[Saved data entries]
************

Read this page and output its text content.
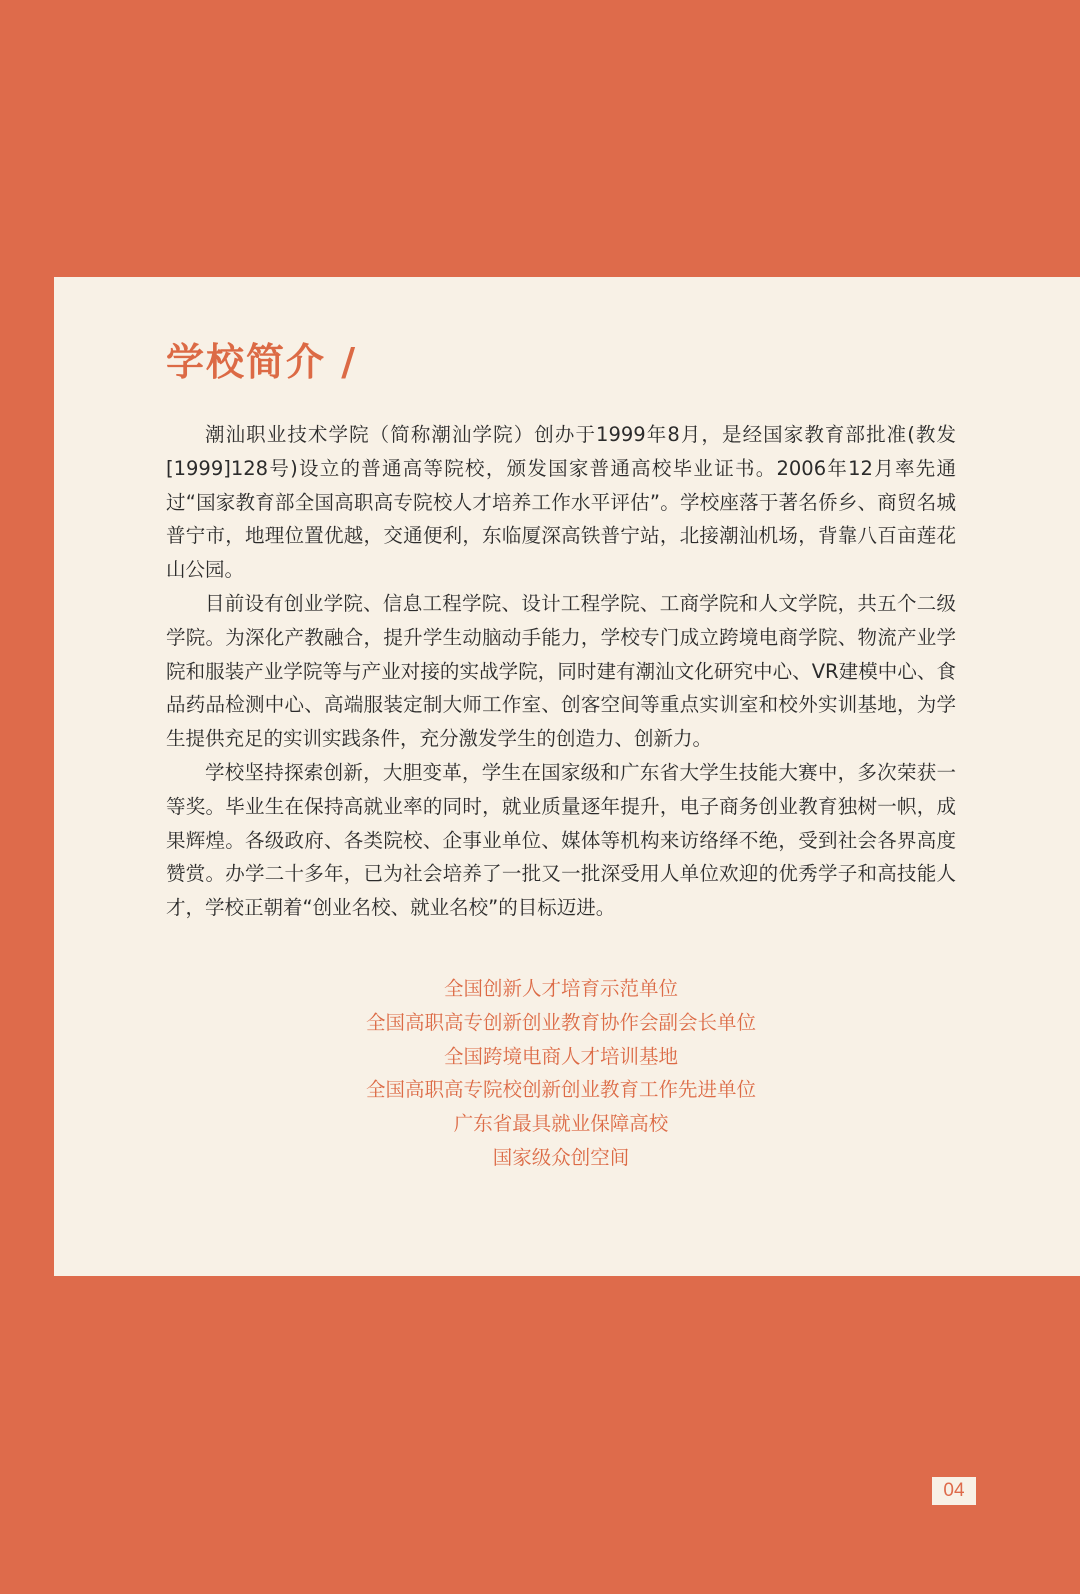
学校简介 /

潮汕职业技术学院（简称潮汕学院）创办于1999年8月，是经国家教育部批准(教发[1999]128号)设立的普通高等院校，颁发国家普通高校毕业证书。2006年12月率先通过“国家教育部全国高职高专院校人才培养工作水平评估”。学校座落于著名侨乡、商贸名城普宁市，地理位置优越，交通便利，东临厦深高铁普宁站，北接潮汕机场，背靠八百亩莲花山公园。

目前设有创业学院、信息工程学院、设计工程学院、工商学院和人文学院，共五个二级学院。为深化产教融合，提升学生动脑动手能力，学校专门成立跨境电商学院、物流产业学院和服装产业学院等与产业对接的实战学院，同时建有潮汕文化研究中心、VR建模中心、食品药品检测中心、高端服装定制大师工作室、创客空间等重点实训室和校外实训基地，为学生提供充足的实训实践条件，充分激发学生的创造力、创新力。

学校坚持探索创新，大胆变革，学生在国家级和广东省大学生技能大赛中，多次荣获一等奖。毕业生在保持高就业率的同时，就业质量逐年提升，电子商务创业教育独树一帜，成果辉煌。各级政府、各类院校、企事业单位、媒体等机构来访络绎不绝，受到社会各界高度赞赏。办学二十多年，已为社会培养了一批又一批深受用人单位欢迎的优秀学子和高技能人才，学校正朝着“创业名校、就业名校”的目标迈进。

全国创新人才培育示范单位
全国高职高专创新创业教育协作会副会长单位
全国跨境电商人才培训基地
全国高职高专院校创新创业教育工作先进单位
广东省最具就业保障高校
国家级众创空间
04
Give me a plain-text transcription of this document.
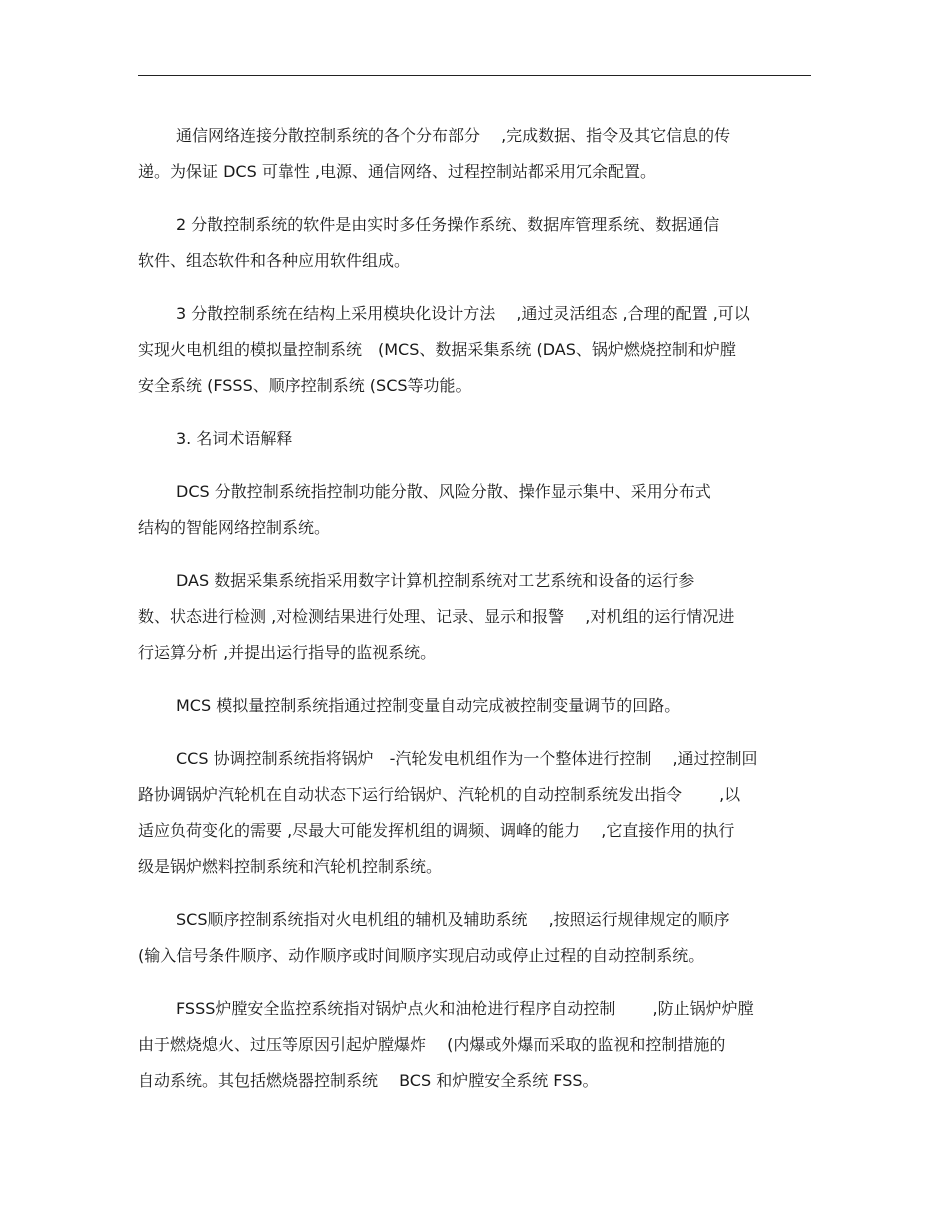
通信网络连接分散控制系统的各个分布部分　 ,完成数据、指令及其它信息的传
递。为保证 DCS 可靠性 ,电源、通信网络、过程控制站都采用冗余配置。
2 分散控制系统的软件是由实时多任务操作系统、数据库管理系统、数据通信
软件、组态软件和各种应用软件组成。
3 分散控制系统在结构上采用模块化设计方法　 ,通过灵活组态 ,合理的配置 ,可以
实现火电机组的模拟量控制系统　(MCS、数据采集系统 (DAS、锅炉燃烧控制和炉膛
安全系统 (FSSS、顺序控制系统 (SCS等功能。
3. 名词术语解释
DCS 分散控制系统指控制功能分散、风险分散、操作显示集中、采用分布式
结构的智能网络控制系统。
DAS 数据采集系统指采用数字计算机控制系统对工艺系统和设备的运行参
数、状态进行检测 ,对检测结果进行处理、记录、显示和报警　 ,对机组的运行情况进
行运算分析 ,并提出运行指导的监视系统。
MCS 模拟量控制系统指通过控制变量自动完成被控制变量调节的回路。
CCS 协调控制系统指将锅炉　-汽轮发电机组作为一个整体进行控制　 ,通过控制回
路协调锅炉汽轮机在自动状态下运行给锅炉、汽轮机的自动控制系统发出指令　　 ,以
适应负荷变化的需要 ,尽最大可能发挥机组的调频、调峰的能力　 ,它直接作用的执行
级是锅炉燃料控制系统和汽轮机控制系统。
SCS顺序控制系统指对火电机组的辅机及辅助系统　 ,按照运行规律规定的顺序
(输入信号条件顺序、动作顺序或时间顺序实现启动或停止过程的自动控制系统。
FSSS炉膛安全监控系统指对锅炉点火和油枪进行程序自动控制　　 ,防止锅炉炉膛
由于燃烧熄火、过压等原因引起炉膛爆炸　 (内爆或外爆而采取的监视和控制措施的
自动系统。其包括燃烧器控制系统　 BCS 和炉膛安全系统 FSS。
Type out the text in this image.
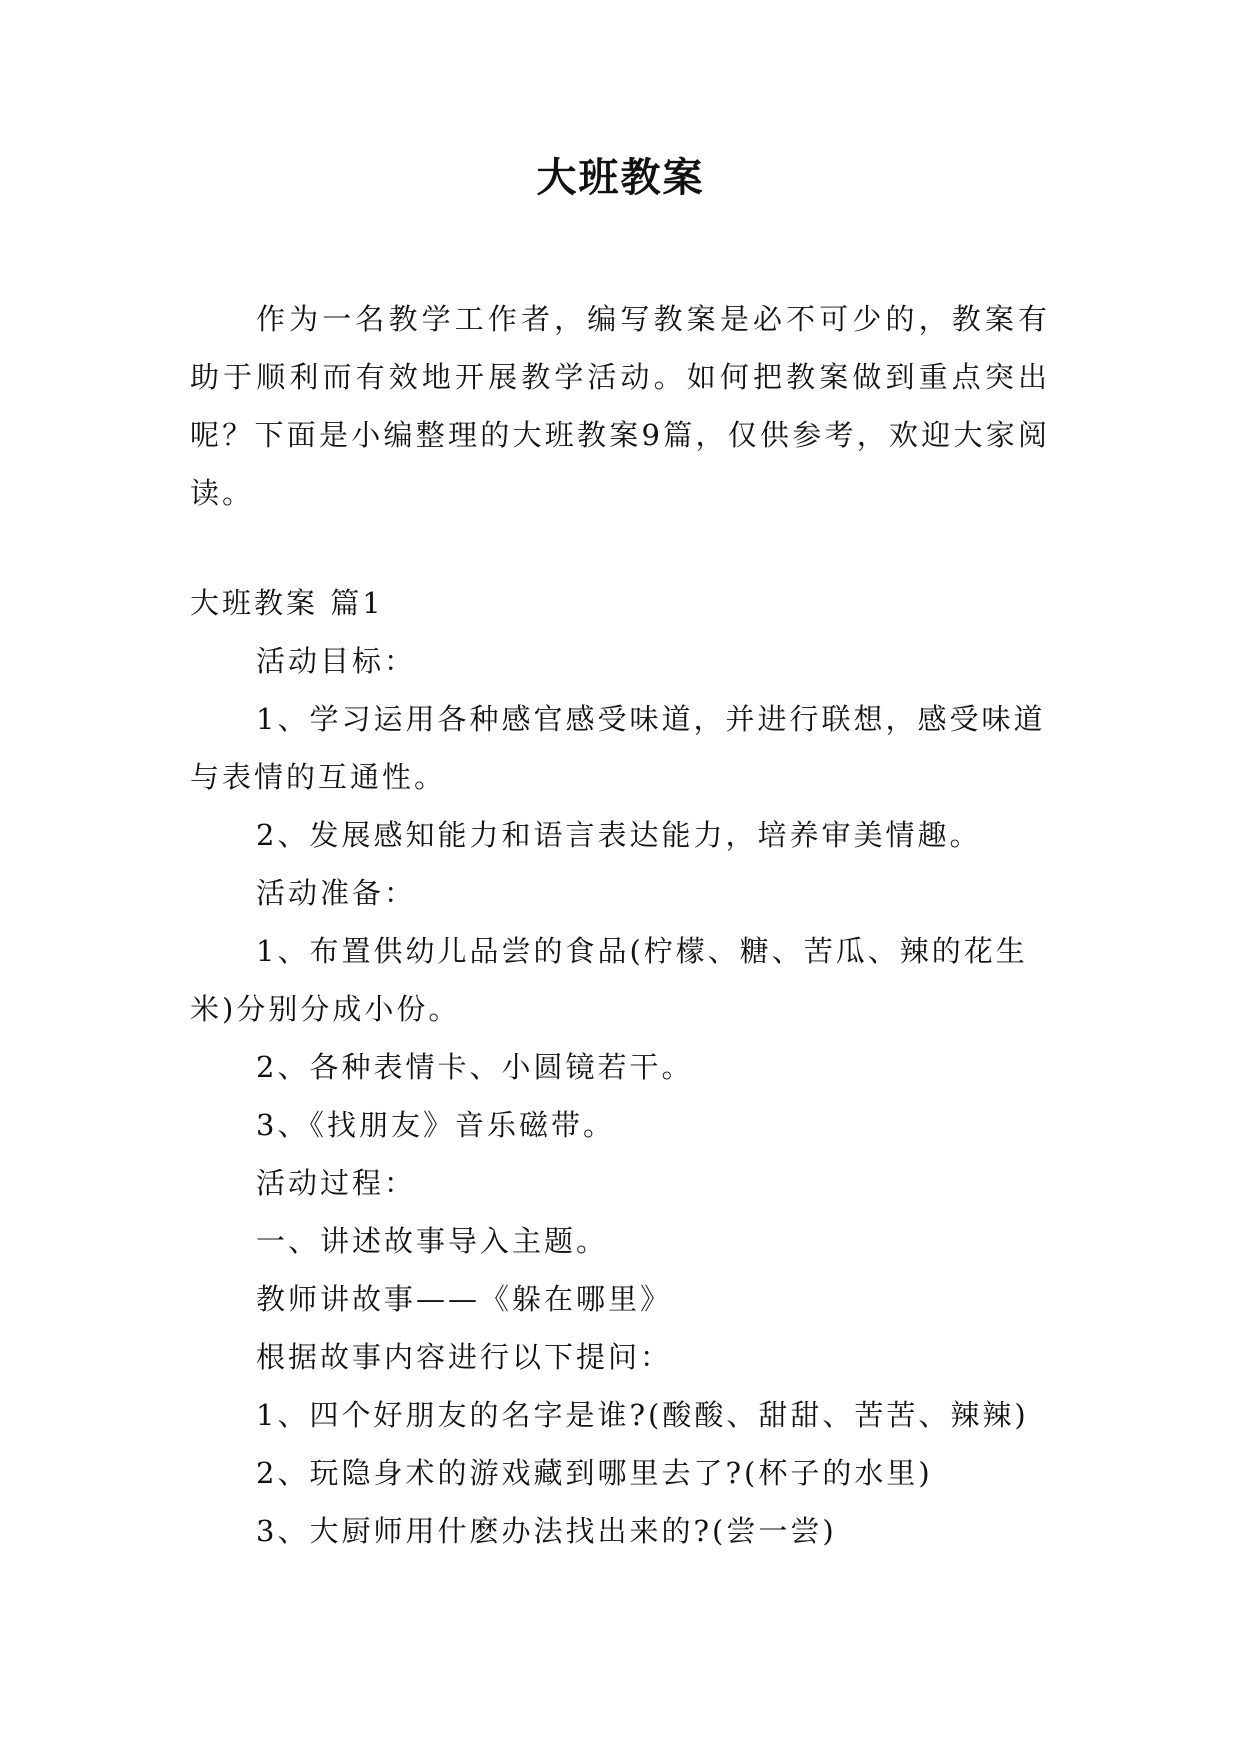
大班教案

作为一名教学工作者，编写教案是必不可少的，教案有助于顺利而有效地开展教学活动。如何把教案做到重点突出呢？下面是小编整理的大班教案9篇，仅供参考，欢迎大家阅读。

大班教案 篇1

活动目标：

1、学习运用各种感官感受味道，并进行联想，感受味道与表情的互通性。

2、发展感知能力和语言表达能力，培养审美情趣。

活动准备：

1、布置供幼儿品尝的食品(柠檬、糖、苦瓜、辣的花生米)分别分成小份。

2、各种表情卡、小圆镜若干。

3、《找朋友》音乐磁带。

活动过程：

一、讲述故事导入主题。

教师讲故事——《躲在哪里》

根据故事内容进行以下提问：

1、四个好朋友的名字是谁?(酸酸、甜甜、苦苦、辣辣)

2、玩隐身术的游戏藏到哪里去了?(杯子的水里)

3、大厨师用什麽办法找出来的?(尝一尝)
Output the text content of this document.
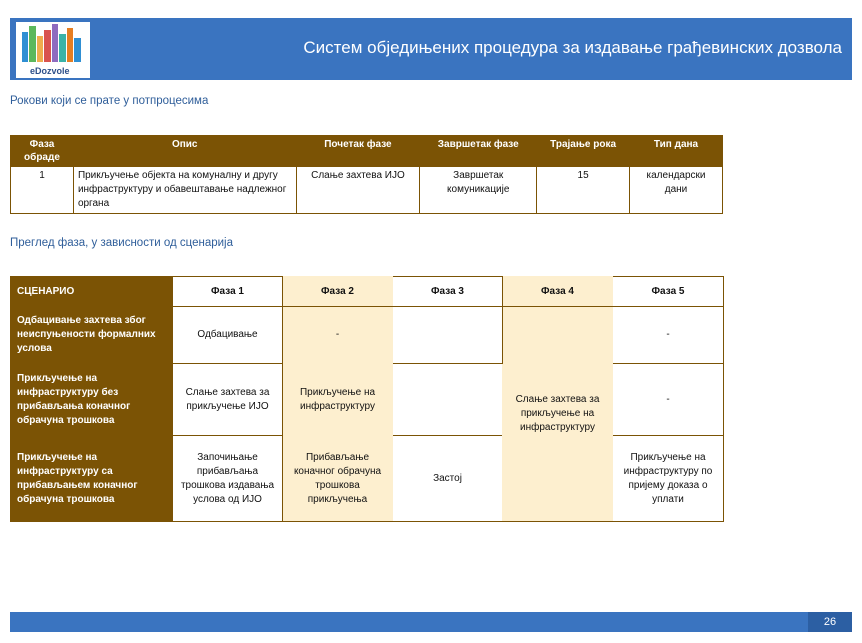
eDozvole
Систем обједињених процедура за издавање грађевинских дозвола
Рокови који се прате у потпроцесима
Фаза обраде	Опис	Почетак фазе	Завршетак фазе	Трајање рока	Тип дана
1	Прикључење објекта на комуналну и другу инфраструктуру и обавештавање надлежног органа	Слање захтева ИЈО	Завршетак комуникације	15	календарски дани
Преглед фаза, у зависности од сценарија
СЦЕНАРИО	Фаза 1	Фаза 2	Фаза 3	Фаза 4	Фаза 5
Одбацивање захтева због неиспуњености формалних услова	Одбацивање	-		Слање захтева за прикључење на инфраструктуру	-
Прикључење на инфраструктуру без прибављања коначног обрачуна трошкова	Слање захтева за прикључење ИЈО	Прикључење на инфраструктуру			-
Прикључење на инфраструктуру са прибављањем коначног обрачуна трошкова	Започињање прибављања трошкова издавања услова од ИЈО	Прибављање коначног обрачуна трошкова прикључења	Застој		Прикључење на инфраструктуру по пријему доказа о уплати
26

************

Instructions to follow:
Copy every record above exactly, leaving out the pictures.

Solution to this problem:
Read this page and output its text content.
学校简介 /

潮汕职业技术学院（简称潮汕学院）创办于1999年8月，是经国家教育部批准(教发[1999]128号)设立的普通高等院校，颁发国家普通高校毕业证书。2006年12月率先通过“国家教育部全国高职高专院校人才培养工作水平评估”。学校座落于著名侨乡、商贸名城普宁市，地理位置优越，交通便利，东临厦深高铁普宁站，北接潮汕机场，背靠八百亩莲花山公园。

目前设有创业学院、信息工程学院、设计工程学院、工商学院和人文学院，共五个二级学院。为深化产教融合，提升学生动脑动手能力，学校专门成立跨境电商学院、物流产业学院和服装产业学院等与产业对接的实战学院，同时建有潮汕文化研究中心、VR建模中心、食品药品检测中心、高端服装定制大师工作室、创客空间等重点实训室和校外实训基地，为学生提供充足的实训实践条件，充分激发学生的创造力、创新力。

学校坚持探索创新，大胆变革，学生在国家级和广东省大学生技能大赛中，多次荣获一等奖。毕业生在保持高就业率的同时，就业质量逐年提升，电子商务创业教育独树一帜，成果辉煌。各级政府、各类院校、企事业单位、媒体等机构来访络绎不绝，受到社会各界高度赞赏。办学二十多年，已为社会培养了一批又一批深受用人单位欢迎的优秀学子和高技能人才，学校正朝着“创业名校、就业名校”的目标迈进。

全国创新人才培育示范单位
全国高职高专创新创业教育协作会副会长单位
全国跨境电商人才培训基地
全国高职高专院校创新创业教育工作先进单位
广东省最具就业保障高校
国家级众创空间
04
Give me a plain-text transcription of this document.
通信网络连接分散控制系统的各个分布部分　 ,完成数据、指令及其它信息的传
递。为保证 DCS 可靠性 ,电源、通信网络、过程控制站都采用冗余配置。
2 分散控制系统的软件是由实时多任务操作系统、数据库管理系统、数据通信
软件、组态软件和各种应用软件组成。
3 分散控制系统在结构上采用模块化设计方法　 ,通过灵活组态 ,合理的配置 ,可以
实现火电机组的模拟量控制系统　(MCS、数据采集系统 (DAS、锅炉燃烧控制和炉膛
安全系统 (FSSS、顺序控制系统 (SCS等功能。
3. 名词术语解释
DCS 分散控制系统指控制功能分散、风险分散、操作显示集中、采用分布式
结构的智能网络控制系统。
DAS 数据采集系统指采用数字计算机控制系统对工艺系统和设备的运行参
数、状态进行检测 ,对检测结果进行处理、记录、显示和报警　 ,对机组的运行情况进
行运算分析 ,并提出运行指导的监视系统。
MCS 模拟量控制系统指通过控制变量自动完成被控制变量调节的回路。
CCS 协调控制系统指将锅炉　-汽轮发电机组作为一个整体进行控制　 ,通过控制回
路协调锅炉汽轮机在自动状态下运行给锅炉、汽轮机的自动控制系统发出指令　　 ,以
适应负荷变化的需要 ,尽最大可能发挥机组的调频、调峰的能力　 ,它直接作用的执行
级是锅炉燃料控制系统和汽轮机控制系统。
SCS顺序控制系统指对火电机组的辅机及辅助系统　 ,按照运行规律规定的顺序
(输入信号条件顺序、动作顺序或时间顺序实现启动或停止过程的自动控制系统。
FSSS炉膛安全监控系统指对锅炉点火和油枪进行程序自动控制　　 ,防止锅炉炉膛
由于燃烧熄火、过压等原因引起炉膛爆炸　 (内爆或外爆而采取的监视和控制措施的
自动系统。其包括燃烧器控制系统　 BCS 和炉膛安全系统 FSS。
Type out the text in this image.
大班教案

作为一名教学工作者，编写教案是必不可少的，教案有助于顺利而有效地开展教学活动。如何把教案做到重点突出呢？下面是小编整理的大班教案9篇，仅供参考，欢迎大家阅读。

大班教案 篇1

活动目标：

1、学习运用各种感官感受味道，并进行联想，感受味道与表情的互通性。

2、发展感知能力和语言表达能力，培养审美情趣。

活动准备：

1、布置供幼儿品尝的食品(柠檬、糖、苦瓜、辣的花生米)分别分成小份。

2、各种表情卡、小圆镜若干。

3、《找朋友》音乐磁带。

活动过程：

一、讲述故事导入主题。

教师讲故事——《躲在哪里》

根据故事内容进行以下提问：

1、四个好朋友的名字是谁?(酸酸、甜甜、苦苦、辣辣)

2、玩隐身术的游戏藏到哪里去了?(杯子的水里)

3、大厨师用什麽办法找出来的?(尝一尝)
Output the text content of this document.
eDozvole
Систем обједињених процедура за издавање грађевинских дозвола
Рокови који се прате у потпроцесима
Фаза обраде	Опис	Почетак фазе	Завршетак фазе	Трајање рока	Тип дана
1	Прикључење објекта на комуналну и другу инфраструктуру и обавештавање надлежног органа	Слање захтева ИЈО	Завршетак комуникације	15	календарски дани
Преглед фаза, у зависности од сценарија
СЦЕНАРИО	Фаза 1	Фаза 2	Фаза 3	Фаза 4	Фаза 5
Одбацивање захтева због неиспуњености формалних услова	Одбацивање	-		Слање захтева за прикључење на инфраструктуру	-
Прикључење на инфраструктуру без прибављања коначног обрачуна трошкова	Слање захтева за прикључење ИЈО	Прикључење на инфраструктуру			-
Прикључење на инфраструктуру са прибављањем коначног обрачуна трошкова	Започињање прибављања трошкова издавања услова од ИЈО	Прибављање коначног обрачуна трошкова прикључења	Застој		Прикључење на инфраструктуру по пријему доказа о уплати
26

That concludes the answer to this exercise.